> GIVEN INSTRUCTION
From the entries below, gather every line containing the string "mchakato".

###

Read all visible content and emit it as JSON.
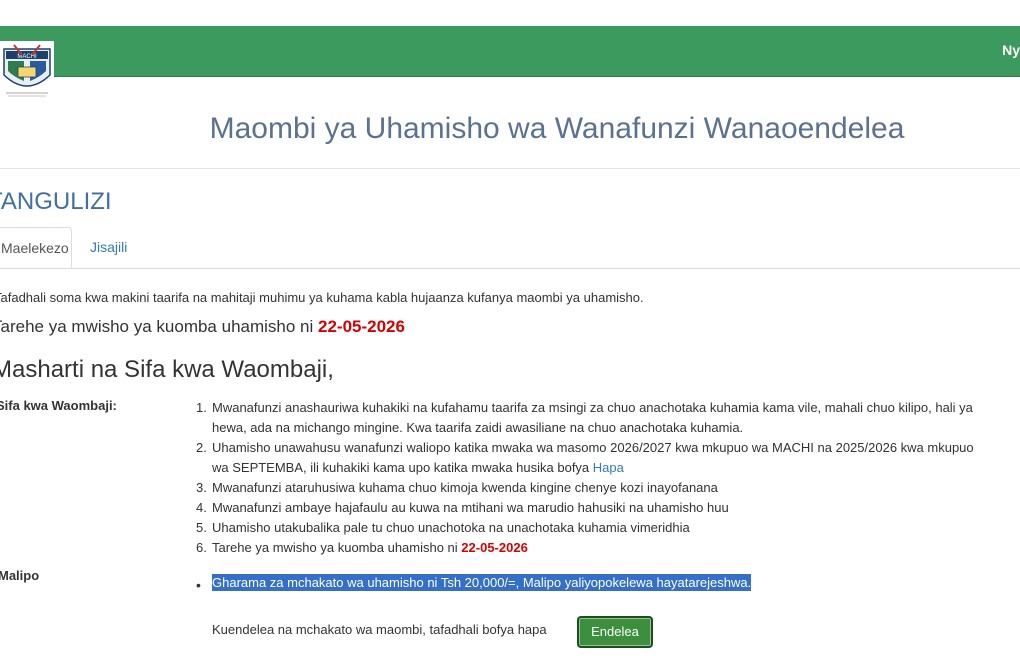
{
  "nav": {
    "right_text": "Ny"
  },
  "logo": {
    "text": "MACHI"
  },
  "page_title": "Maombi ya Uhamisho wa Wanafunzi Wanaoendelea",
  "section_title": "TANGULIZI",
  "tabs": [
    {
      "label": "Maelekezo",
      "active": true
    },
    {
      "label": "Jisajili",
      "active": false
    }
  ],
  "intro": "Tafadhali soma kwa makini taarifa na mahitaji muhimu ya kuhama kabla hujaanza kufanya maombi ya uhamisho.",
  "deadline": {
    "text": "Tarehe ya mwisho ya kuomba uhamisho ni ",
    "date": "22-05-2026"
  },
  "conditions_title": "Masharti na Sifa kwa Waombaji,",
  "eligibility_label": "Sifa kwa Waombaji:",
  "items": [
    {
      "num": "1.",
      "line1": "Mwanafunzi anashauriwa kuhakiki na kufahamu taarifa za msingi za chuo anachotaka kuhamia kama vile, mahali chuo kilipo, hali ya",
      "line2": "hewa, ada na michango mingine. Kwa taarifa zaidi awasiliane na chuo anachotaka kuhamia."
    },
    {
      "num": "2.",
      "line1": "Uhamisho unawahusu wanafunzi waliopo katika mwaka wa masomo 2026/2027 kwa mkupuo wa MACHI na 2025/2026 kwa mkupuo",
      "line2": "wa SEPTEMBA, ili kuhakiki kama upo katika mwaka husika bofya ",
      "link": "Hapa"
    },
    {
      "num": "3.",
      "line1": "Mwanafunzi ataruhusiwa kuhama chuo kimoja kwenda kingine chenye kozi inayofanana"
    },
    {
      "num": "4.",
      "line1": "Mwanafunzi ambaye hajafaulu au kuwa na mtihani wa marudio hahusiki na uhamisho huu"
    },
    {
      "num": "5.",
      "line1": "Uhamisho utakubalika pale tu chuo unachotoka na unachotaka kuhamia vimeridhia"
    },
    {
      "num": "6.",
      "line1": "Tarehe ya mwisho ya kuomba uhamisho ni ",
      "date": "22-05-2026"
    }
  ],
  "payment_label": "Malipo",
  "fee_note": "Gharama za mchakato wa uhamisho ni Tsh 20,000/=, Malipo yaliyopokelewa hayatarejeshwa.",
  "continue_text": "Kuendelea na mchakato wa maombi, tafadhali bofya hapa",
  "continue_button": "Endelea",
  "colors": {
    "navbar": "#3c9a5f",
    "title": "#5b7191",
    "section": "#3f6fa3",
    "deadline": "#d60000",
    "button": "#3c8f3c",
    "highlight": "#3470c8"
  }
}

###

> TASK ANSWER
  "fee_note": "Gharama za mchakato wa uhamisho ni Tsh 20,000/=, Malipo yaliyopokelewa hayatarejeshwa.",
  "continue_text": "Kuendelea na mchakato wa maombi, tafadhali bofya hapa",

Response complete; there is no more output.